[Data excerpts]
--- START ---
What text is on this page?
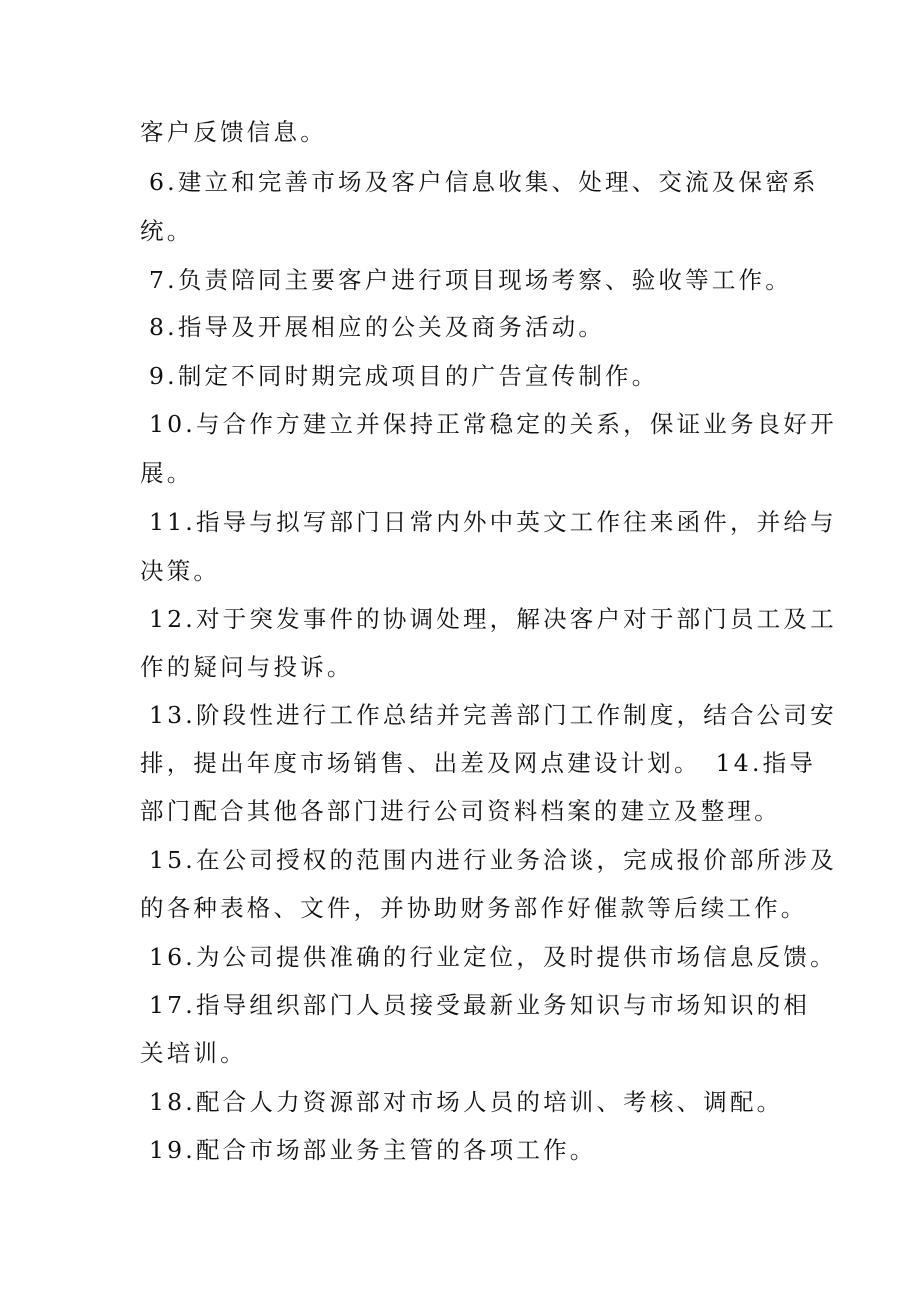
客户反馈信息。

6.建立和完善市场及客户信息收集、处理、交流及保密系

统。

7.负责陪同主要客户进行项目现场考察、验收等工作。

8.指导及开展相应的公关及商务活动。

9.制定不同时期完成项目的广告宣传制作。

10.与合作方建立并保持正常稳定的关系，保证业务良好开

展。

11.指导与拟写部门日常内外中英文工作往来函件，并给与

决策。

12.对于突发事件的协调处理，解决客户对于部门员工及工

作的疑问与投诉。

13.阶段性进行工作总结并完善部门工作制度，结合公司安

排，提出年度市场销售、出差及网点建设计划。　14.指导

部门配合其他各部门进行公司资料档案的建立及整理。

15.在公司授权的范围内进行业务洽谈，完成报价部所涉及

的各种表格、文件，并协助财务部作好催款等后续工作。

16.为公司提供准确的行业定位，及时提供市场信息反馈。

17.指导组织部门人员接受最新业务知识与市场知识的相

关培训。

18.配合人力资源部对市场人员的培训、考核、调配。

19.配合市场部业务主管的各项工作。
--- END ---
• STATED GOAL:
Repeat the preceding records precisely, and leave every picture out of the copy.

• THE ANSWER:
What text is on this page?
客户反馈信息。

6.建立和完善市场及客户信息收集、处理、交流及保密系

统。

7.负责陪同主要客户进行项目现场考察、验收等工作。

8.指导及开展相应的公关及商务活动。

9.制定不同时期完成项目的广告宣传制作。

10.与合作方建立并保持正常稳定的关系，保证业务良好开

展。

11.指导与拟写部门日常内外中英文工作往来函件，并给与

决策。

12.对于突发事件的协调处理，解决客户对于部门员工及工

作的疑问与投诉。

13.阶段性进行工作总结并完善部门工作制度，结合公司安

排，提出年度市场销售、出差及网点建设计划。　14.指导

部门配合其他各部门进行公司资料档案的建立及整理。

15.在公司授权的范围内进行业务洽谈，完成报价部所涉及

的各种表格、文件，并协助财务部作好催款等后续工作。

16.为公司提供准确的行业定位，及时提供市场信息反馈。

17.指导组织部门人员接受最新业务知识与市场知识的相

关培训。

18.配合人力资源部对市场人员的培训、考核、调配。

19.配合市场部业务主管的各项工作。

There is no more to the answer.